Task goal: Reproduce the listing verbatim.

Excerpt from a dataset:

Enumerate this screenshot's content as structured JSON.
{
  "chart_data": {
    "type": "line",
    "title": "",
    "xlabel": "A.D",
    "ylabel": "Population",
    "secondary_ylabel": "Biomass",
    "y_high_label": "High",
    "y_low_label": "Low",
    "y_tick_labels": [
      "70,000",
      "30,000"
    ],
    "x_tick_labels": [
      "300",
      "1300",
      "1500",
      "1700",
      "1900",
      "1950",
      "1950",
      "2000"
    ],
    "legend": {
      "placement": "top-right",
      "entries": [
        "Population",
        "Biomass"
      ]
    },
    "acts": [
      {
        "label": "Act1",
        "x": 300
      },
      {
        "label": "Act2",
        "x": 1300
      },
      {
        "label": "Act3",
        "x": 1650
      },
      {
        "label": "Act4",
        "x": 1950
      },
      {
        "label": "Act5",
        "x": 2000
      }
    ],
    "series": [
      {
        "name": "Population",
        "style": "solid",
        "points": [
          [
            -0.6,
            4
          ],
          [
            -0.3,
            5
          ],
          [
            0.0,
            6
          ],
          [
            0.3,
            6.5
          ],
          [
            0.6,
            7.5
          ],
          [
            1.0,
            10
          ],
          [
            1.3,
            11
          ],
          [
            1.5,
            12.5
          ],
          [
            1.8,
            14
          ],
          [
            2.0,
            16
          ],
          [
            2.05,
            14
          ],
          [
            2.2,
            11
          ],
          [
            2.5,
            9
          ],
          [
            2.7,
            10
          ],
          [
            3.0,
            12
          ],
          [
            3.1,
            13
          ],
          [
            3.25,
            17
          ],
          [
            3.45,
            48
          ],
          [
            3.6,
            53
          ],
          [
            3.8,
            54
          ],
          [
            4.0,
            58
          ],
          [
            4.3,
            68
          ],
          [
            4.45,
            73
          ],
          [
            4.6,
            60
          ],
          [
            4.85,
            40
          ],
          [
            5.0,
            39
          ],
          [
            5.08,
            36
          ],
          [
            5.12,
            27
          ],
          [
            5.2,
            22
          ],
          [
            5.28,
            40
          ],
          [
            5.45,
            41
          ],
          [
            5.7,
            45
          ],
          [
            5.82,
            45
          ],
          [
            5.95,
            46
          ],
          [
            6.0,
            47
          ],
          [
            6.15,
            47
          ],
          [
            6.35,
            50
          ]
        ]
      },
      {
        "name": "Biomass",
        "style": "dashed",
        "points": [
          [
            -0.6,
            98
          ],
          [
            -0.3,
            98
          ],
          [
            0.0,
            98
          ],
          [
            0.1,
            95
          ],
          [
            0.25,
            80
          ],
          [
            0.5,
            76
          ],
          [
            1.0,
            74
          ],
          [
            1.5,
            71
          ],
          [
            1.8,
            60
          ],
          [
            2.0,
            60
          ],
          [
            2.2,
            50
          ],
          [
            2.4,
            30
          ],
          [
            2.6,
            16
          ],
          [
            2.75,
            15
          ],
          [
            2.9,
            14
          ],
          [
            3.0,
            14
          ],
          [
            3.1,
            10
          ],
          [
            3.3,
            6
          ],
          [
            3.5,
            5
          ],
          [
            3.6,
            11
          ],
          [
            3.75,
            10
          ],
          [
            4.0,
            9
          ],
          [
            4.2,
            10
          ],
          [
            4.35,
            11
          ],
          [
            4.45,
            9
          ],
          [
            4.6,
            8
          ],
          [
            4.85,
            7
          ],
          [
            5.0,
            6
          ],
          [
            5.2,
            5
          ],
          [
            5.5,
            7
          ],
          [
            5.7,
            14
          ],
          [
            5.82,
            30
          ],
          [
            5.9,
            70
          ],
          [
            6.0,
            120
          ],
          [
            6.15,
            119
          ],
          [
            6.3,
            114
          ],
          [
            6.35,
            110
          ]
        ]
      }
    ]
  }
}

Answer to this task:
Enumerate this screenshot's content as structured JSON.
{
  "chart_data": {
    "type": "line",
    "title": "",
    "xlabel": "A.D",
    "ylabel": "Population",
    "secondary_ylabel": "Biomass",
    "y_high_label": "High",
    "y_low_label": "Low",
    "y_tick_labels": [
      "70,000",
      "30,000"
    ],
    "x_tick_labels": [
      "300",
      "1300",
      "1500",
      "1700",
      "1900",
      "1950",
      "1950",
      "2000"
    ],
    "legend": {
      "placement": "top-right",
      "entries": [
        "Population",
        "Biomass"
      ]
    },
    "acts": [
      {
        "label": "Act1",
        "x": 300
      },
      {
        "label": "Act2",
        "x": 1300
      },
      {
        "label": "Act3",
        "x": 1650
      },
      {
        "label": "Act4",
        "x": 1950
      },
      {
        "label": "Act5",
        "x": 2000
      }
    ],
    "series": [
      {
        "name": "Population",
        "style": "solid",
        "points": [
          [
            -0.6,
            4
          ],
          [
            -0.3,
            5
          ],
          [
            0.0,
            6
          ],
          [
            0.3,
            6.5
          ],
          [
            0.6,
            7.5
          ],
          [
            1.0,
            10
          ],
          [
            1.3,
            11
          ],
          [
            1.5,
            12.5
          ],
          [
            1.8,
            14
          ],
          [
            2.0,
            16
          ],
          [
            2.05,
            14
          ],
          [
            2.2,
            11
          ],
          [
            2.5,
            9
          ],
          [
            2.7,
            10
          ],
          [
            3.0,
            12
          ],
          [
            3.1,
            13
          ],
          [
            3.25,
            17
          ],
          [
            3.45,
            48
          ],
          [
            3.6,
            53
          ],
          [
            3.8,
            54
          ],
          [
            4.0,
            58
          ],
          [
            4.3,
            68
          ],
          [
            4.45,
            73
          ],
          [
            4.6,
            60
          ],
          [
            4.85,
            40
          ],
          [
            5.0,
            39
          ],
          [
            5.08,
            36
          ],
          [
            5.12,
            27
          ],
          [
            5.2,
            22
          ],
          [
            5.28,
            40
          ],
          [
            5.45,
            41
          ],
          [
            5.7,
            45
          ],
          [
            5.82,
            45
          ],
          [
            5.95,
            46
          ],
          [
            6.0,
            47
          ],
          [
            6.15,
            47
          ],
          [
            6.35,
            50
          ]
        ]
      },
      {
        "name": "Biomass",
        "style": "dashed",
        "points": [
          [
            -0.6,
            98
          ],
          [
            -0.3,
            98
          ],
          [
            0.0,
            98
          ],
          [
            0.1,
            95
          ],
          [
            0.25,
            80
          ],
          [
            0.5,
            76
          ],
          [
            1.0,
            74
          ],
          [
            1.5,
            71
          ],
          [
            1.8,
            60
          ],
          [
            2.0,
            60
          ],
          [
            2.2,
            50
          ],
          [
            2.4,
            30
          ],
          [
            2.6,
            16
          ],
          [
            2.75,
            15
          ],
          [
            2.9,
            14
          ],
          [
            3.0,
            14
          ],
          [
            3.1,
            10
          ],
          [
            3.3,
            6
          ],
          [
            3.5,
            5
          ],
          [
            3.6,
            11
          ],
          [
            3.75,
            10
          ],
          [
            4.0,
            9
          ],
          [
            4.2,
            10
          ],
          [
            4.35,
            11
          ],
          [
            4.45,
            9
          ],
          [
            4.6,
            8
          ],
          [
            4.85,
            7
          ],
          [
            5.0,
            6
          ],
          [
            5.2,
            5
          ],
          [
            5.5,
            7
          ],
          [
            5.7,
            14
          ],
          [
            5.82,
            30
          ],
          [
            5.9,
            70
          ],
          [
            6.0,
            120
          ],
          [
            6.15,
            119
          ],
          [
            6.3,
            114
          ],
          [
            6.35,
            110
          ]
        ]
      }
    ]
  }
}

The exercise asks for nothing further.